MATERIAL PROVIDED ->
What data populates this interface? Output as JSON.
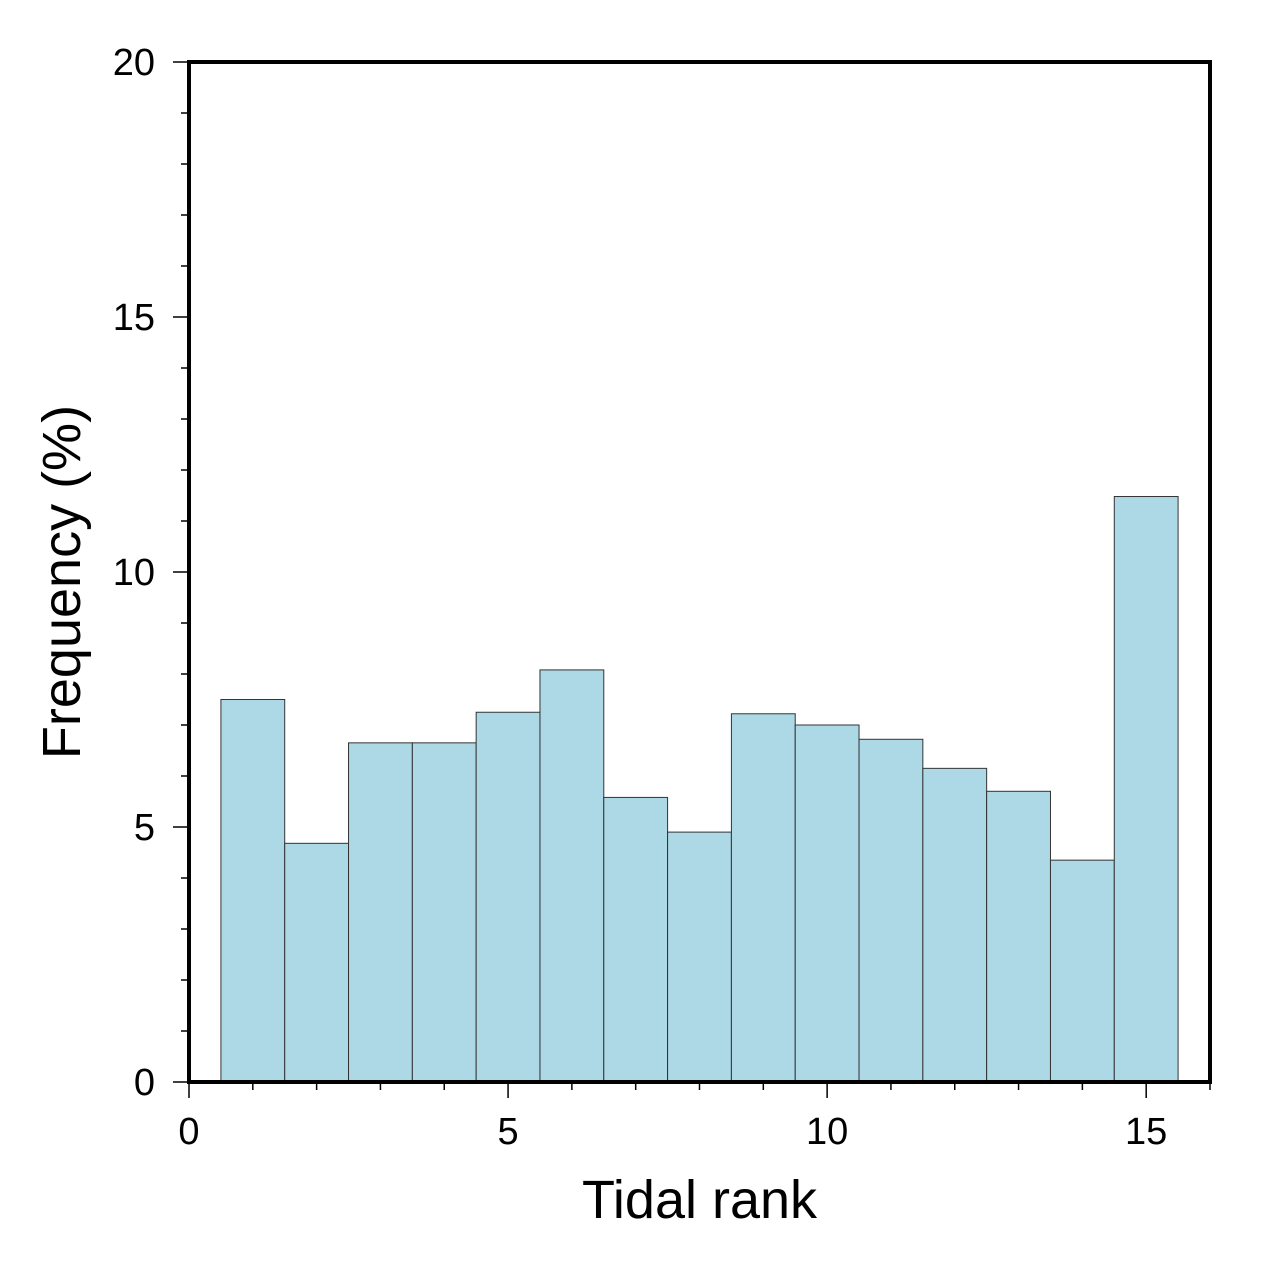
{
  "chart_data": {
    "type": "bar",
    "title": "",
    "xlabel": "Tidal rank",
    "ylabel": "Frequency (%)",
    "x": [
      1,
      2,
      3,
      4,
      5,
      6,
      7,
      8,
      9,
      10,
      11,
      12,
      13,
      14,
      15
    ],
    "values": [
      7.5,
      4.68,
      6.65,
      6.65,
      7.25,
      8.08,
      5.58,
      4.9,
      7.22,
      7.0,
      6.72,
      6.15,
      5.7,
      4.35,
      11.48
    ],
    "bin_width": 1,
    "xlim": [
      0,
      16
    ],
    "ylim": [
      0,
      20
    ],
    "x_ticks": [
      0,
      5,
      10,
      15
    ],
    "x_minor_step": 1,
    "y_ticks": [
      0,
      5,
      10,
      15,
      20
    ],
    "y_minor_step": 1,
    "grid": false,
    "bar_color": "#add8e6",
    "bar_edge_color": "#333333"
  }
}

WHAT TO WORK ON ->
Retype every record above exactly as written, but leave out the pictures.

RESULT OF THE TASK ->
What data populates this interface? Output as JSON.
{
  "chart_data": {
    "type": "bar",
    "title": "",
    "xlabel": "Tidal rank",
    "ylabel": "Frequency (%)",
    "x": [
      1,
      2,
      3,
      4,
      5,
      6,
      7,
      8,
      9,
      10,
      11,
      12,
      13,
      14,
      15
    ],
    "values": [
      7.5,
      4.68,
      6.65,
      6.65,
      7.25,
      8.08,
      5.58,
      4.9,
      7.22,
      7.0,
      6.72,
      6.15,
      5.7,
      4.35,
      11.48
    ],
    "bin_width": 1,
    "xlim": [
      0,
      16
    ],
    "ylim": [
      0,
      20
    ],
    "x_ticks": [
      0,
      5,
      10,
      15
    ],
    "x_minor_step": 1,
    "y_ticks": [
      0,
      5,
      10,
      15,
      20
    ],
    "y_minor_step": 1,
    "grid": false,
    "bar_color": "#add8e6",
    "bar_edge_color": "#333333"
  }
}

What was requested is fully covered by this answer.